_WHAT TO PRODUCE_. Pull out every line below containing the word "title".

_STORED RECORDS_.
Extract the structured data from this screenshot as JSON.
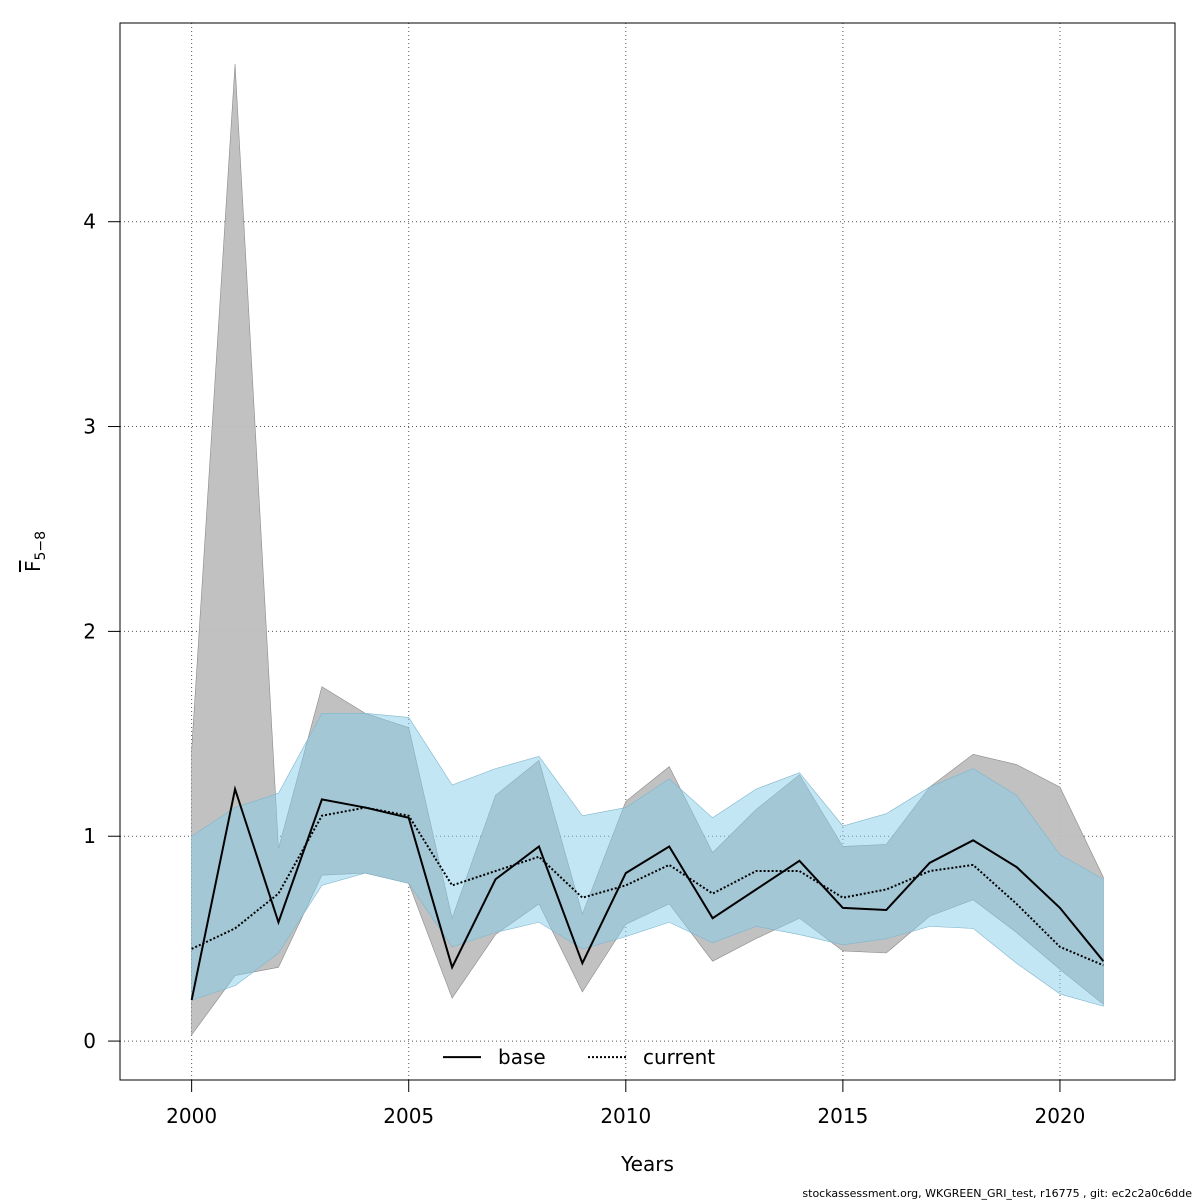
{
  "chart_data": {
    "type": "line",
    "title": "",
    "xlabel": "Years",
    "ylabel_main": "F",
    "ylabel_sub": "5−8",
    "xlim": [
      1998.35,
      2022.65
    ],
    "ylim": [
      -0.19,
      4.97
    ],
    "x_ticks": [
      2000,
      2005,
      2010,
      2015,
      2020
    ],
    "y_ticks": [
      0,
      1,
      2,
      3,
      4
    ],
    "grid": true,
    "legend_position": "bottom-center",
    "x": [
      2000,
      2001,
      2002,
      2003,
      2004,
      2005,
      2006,
      2007,
      2008,
      2009,
      2010,
      2011,
      2012,
      2013,
      2014,
      2015,
      2016,
      2017,
      2018,
      2019,
      2020,
      2021
    ],
    "series": [
      {
        "name": "base",
        "color": "#000000",
        "band_color": "#bebebe",
        "line_style": "solid",
        "values": [
          0.2,
          1.23,
          0.58,
          1.18,
          1.14,
          1.09,
          0.36,
          0.79,
          0.95,
          0.38,
          0.82,
          0.95,
          0.6,
          0.74,
          0.88,
          0.65,
          0.64,
          0.87,
          0.98,
          0.85,
          0.65,
          0.39
        ],
        "lower": [
          0.03,
          0.32,
          0.36,
          0.81,
          0.82,
          0.77,
          0.21,
          0.52,
          0.67,
          0.24,
          0.57,
          0.67,
          0.39,
          0.5,
          0.6,
          0.44,
          0.43,
          0.61,
          0.69,
          0.53,
          0.35,
          0.18
        ],
        "upper": [
          1.42,
          4.77,
          0.94,
          1.73,
          1.6,
          1.53,
          0.6,
          1.2,
          1.37,
          0.62,
          1.17,
          1.34,
          0.92,
          1.13,
          1.3,
          0.95,
          0.96,
          1.24,
          1.4,
          1.35,
          1.24,
          0.8
        ]
      },
      {
        "name": "current",
        "color": "#000000",
        "band_color": "#87ceeb",
        "line_style": "dotted",
        "values": [
          0.45,
          0.55,
          0.72,
          1.1,
          1.14,
          1.1,
          0.76,
          0.83,
          0.9,
          0.7,
          0.76,
          0.86,
          0.72,
          0.83,
          0.83,
          0.7,
          0.74,
          0.83,
          0.86,
          0.67,
          0.46,
          0.37
        ],
        "lower": [
          0.2,
          0.27,
          0.43,
          0.76,
          0.82,
          0.77,
          0.46,
          0.53,
          0.58,
          0.45,
          0.51,
          0.58,
          0.48,
          0.56,
          0.52,
          0.47,
          0.5,
          0.56,
          0.55,
          0.38,
          0.23,
          0.17
        ],
        "upper": [
          1.0,
          1.14,
          1.21,
          1.6,
          1.6,
          1.58,
          1.25,
          1.33,
          1.39,
          1.1,
          1.14,
          1.28,
          1.09,
          1.23,
          1.31,
          1.05,
          1.11,
          1.24,
          1.33,
          1.2,
          0.91,
          0.79
        ]
      }
    ]
  },
  "footer": {
    "text": "stockassessment.org, WKGREEN_GRI_test, r16775 , git: ec2c2a0c6dde"
  }
}
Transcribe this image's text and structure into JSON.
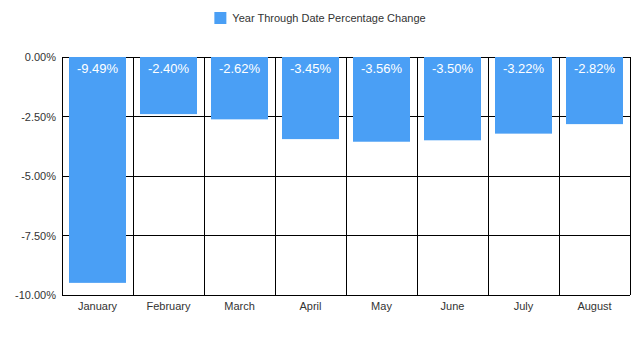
{
  "chart_data": {
    "type": "bar",
    "categories": [
      "January",
      "February",
      "March",
      "April",
      "May",
      "June",
      "July",
      "August"
    ],
    "series": [
      {
        "name": "Year Through Date Percentage Change",
        "color": "#4a9ff5",
        "values": [
          -9.49,
          -2.4,
          -2.62,
          -3.45,
          -3.56,
          -3.5,
          -3.22,
          -2.82
        ],
        "value_labels": [
          "-9.49%",
          "-2.40%",
          "-2.62%",
          "-3.45%",
          "-3.56%",
          "-3.50%",
          "-3.22%",
          "-2.82%"
        ]
      }
    ],
    "ylim": [
      -10,
      0
    ],
    "yticks": [
      {
        "value": 0,
        "label": "0.00%"
      },
      {
        "value": -2.5,
        "label": "-2.50%"
      },
      {
        "value": -5,
        "label": "-5.00%"
      },
      {
        "value": -7.5,
        "label": "-7.50%"
      },
      {
        "value": -10,
        "label": "-10.00%"
      }
    ],
    "grid": true,
    "legend": "top",
    "data_labels": true
  }
}
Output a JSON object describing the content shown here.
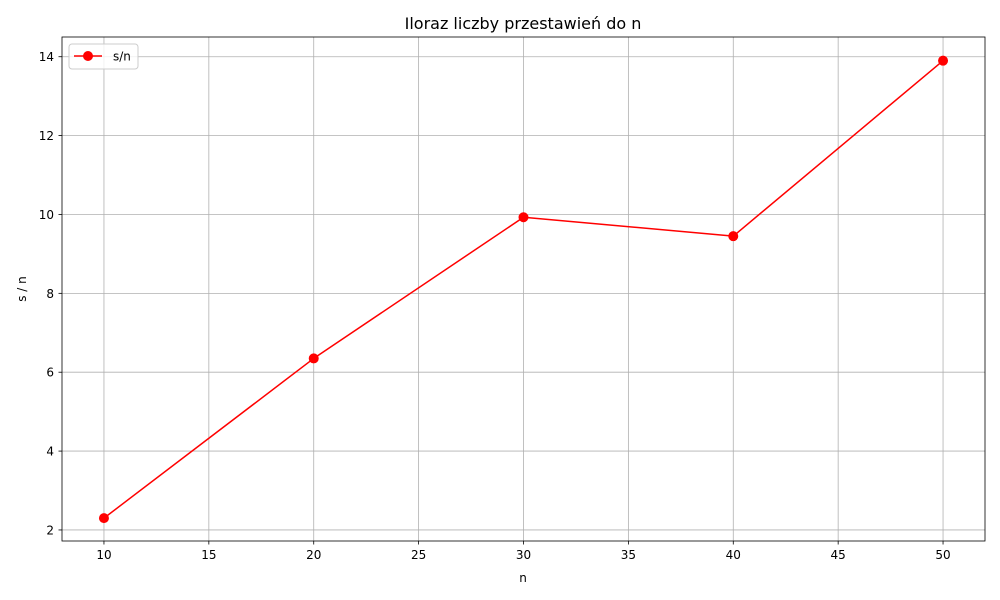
{
  "chart_data": {
    "type": "line",
    "title": "Iloraz liczby przestawień do n",
    "xlabel": "n",
    "ylabel": "s / n",
    "xlim": [
      8,
      52
    ],
    "ylim": [
      1.72,
      14.5
    ],
    "xticks": [
      10,
      15,
      20,
      25,
      30,
      35,
      40,
      45,
      50
    ],
    "yticks": [
      2,
      4,
      6,
      8,
      10,
      12,
      14
    ],
    "grid": true,
    "legend_position": "top-left",
    "series": [
      {
        "name": "s/n",
        "color": "#ff0000",
        "marker": "circle",
        "x": [
          10,
          20,
          30,
          40,
          50
        ],
        "y": [
          2.3,
          6.35,
          9.93,
          9.45,
          13.9
        ]
      }
    ]
  }
}
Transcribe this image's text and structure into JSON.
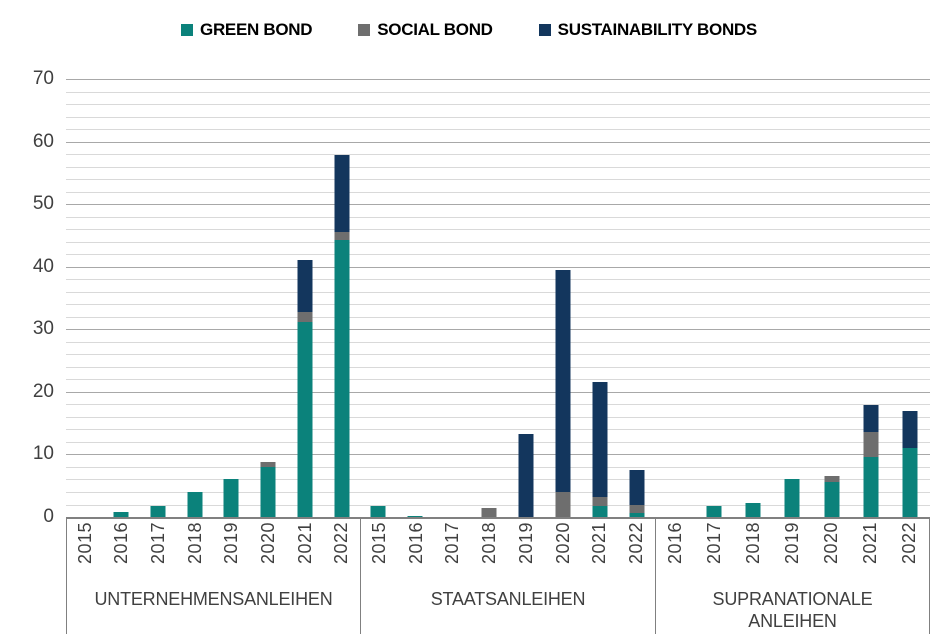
{
  "legend": [
    {
      "label": "GREEN BOND",
      "color": "#0b827b"
    },
    {
      "label": "SOCIAL BOND",
      "color": "#6e6e6e"
    },
    {
      "label": "SUSTAINABILITY BONDS",
      "color": "#13365d"
    }
  ],
  "colors": {
    "green_bond": "#0b827b",
    "social_bond": "#6e6e6e",
    "sustainability_bonds": "#13365d",
    "gridline_minor": "#d9d9d9",
    "gridline_major": "#a8a8a8",
    "axis_line": "#808080",
    "text": "#404040"
  },
  "chart_data": {
    "type": "bar",
    "subtype": "stacked",
    "ylim": [
      0,
      70
    ],
    "y_major_ticks": [
      0,
      10,
      20,
      30,
      40,
      50,
      60,
      70
    ],
    "y_minor_step": 2,
    "grid": true,
    "legend_position": "top",
    "groups": [
      {
        "label": "UNTERNEHMENSANLEIHEN",
        "categories": [
          "2015",
          "2016",
          "2017",
          "2018",
          "2019",
          "2020",
          "2021",
          "2022"
        ],
        "series": [
          {
            "name": "GREEN BOND",
            "values": [
              0,
              0.8,
              1.8,
              4.0,
              6.0,
              8.0,
              31.2,
              44.2
            ]
          },
          {
            "name": "SOCIAL BOND",
            "values": [
              0,
              0,
              0,
              0,
              0,
              0.8,
              1.6,
              1.4
            ]
          },
          {
            "name": "SUSTAINABILITY BONDS",
            "values": [
              0,
              0,
              0,
              0,
              0,
              0,
              8.2,
              12.2
            ]
          }
        ]
      },
      {
        "label": "STAATSANLEIHEN",
        "categories": [
          "2015",
          "2016",
          "2017",
          "2018",
          "2019",
          "2020",
          "2021",
          "2022"
        ],
        "series": [
          {
            "name": "GREEN BOND",
            "values": [
              1.7,
              0.2,
              0,
              0,
              0,
              0,
              1.7,
              0.7
            ]
          },
          {
            "name": "SOCIAL BOND",
            "values": [
              0,
              0,
              0,
              1.4,
              0,
              4.0,
              1.5,
              1.2
            ]
          },
          {
            "name": "SUSTAINABILITY BONDS",
            "values": [
              0,
              0,
              0,
              0,
              13.3,
              35.5,
              18.4,
              5.6
            ]
          }
        ]
      },
      {
        "label": "SUPRANATIONALE\nANLEIHEN",
        "categories": [
          "2016",
          "2017",
          "2018",
          "2019",
          "2020",
          "2021",
          "2022"
        ],
        "series": [
          {
            "name": "GREEN BOND",
            "values": [
              0,
              1.7,
              2.3,
              6.0,
              5.6,
              9.6,
              11.0
            ]
          },
          {
            "name": "SOCIAL BOND",
            "values": [
              0,
              0,
              0,
              0,
              0.9,
              4.0,
              0
            ]
          },
          {
            "name": "SUSTAINABILITY BONDS",
            "values": [
              0,
              0,
              0,
              0,
              0,
              4.3,
              5.9
            ]
          }
        ]
      }
    ]
  }
}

_TASK RESPONSE_.
    "title": "",
    "title": "Iloraz liczby przestawień do n",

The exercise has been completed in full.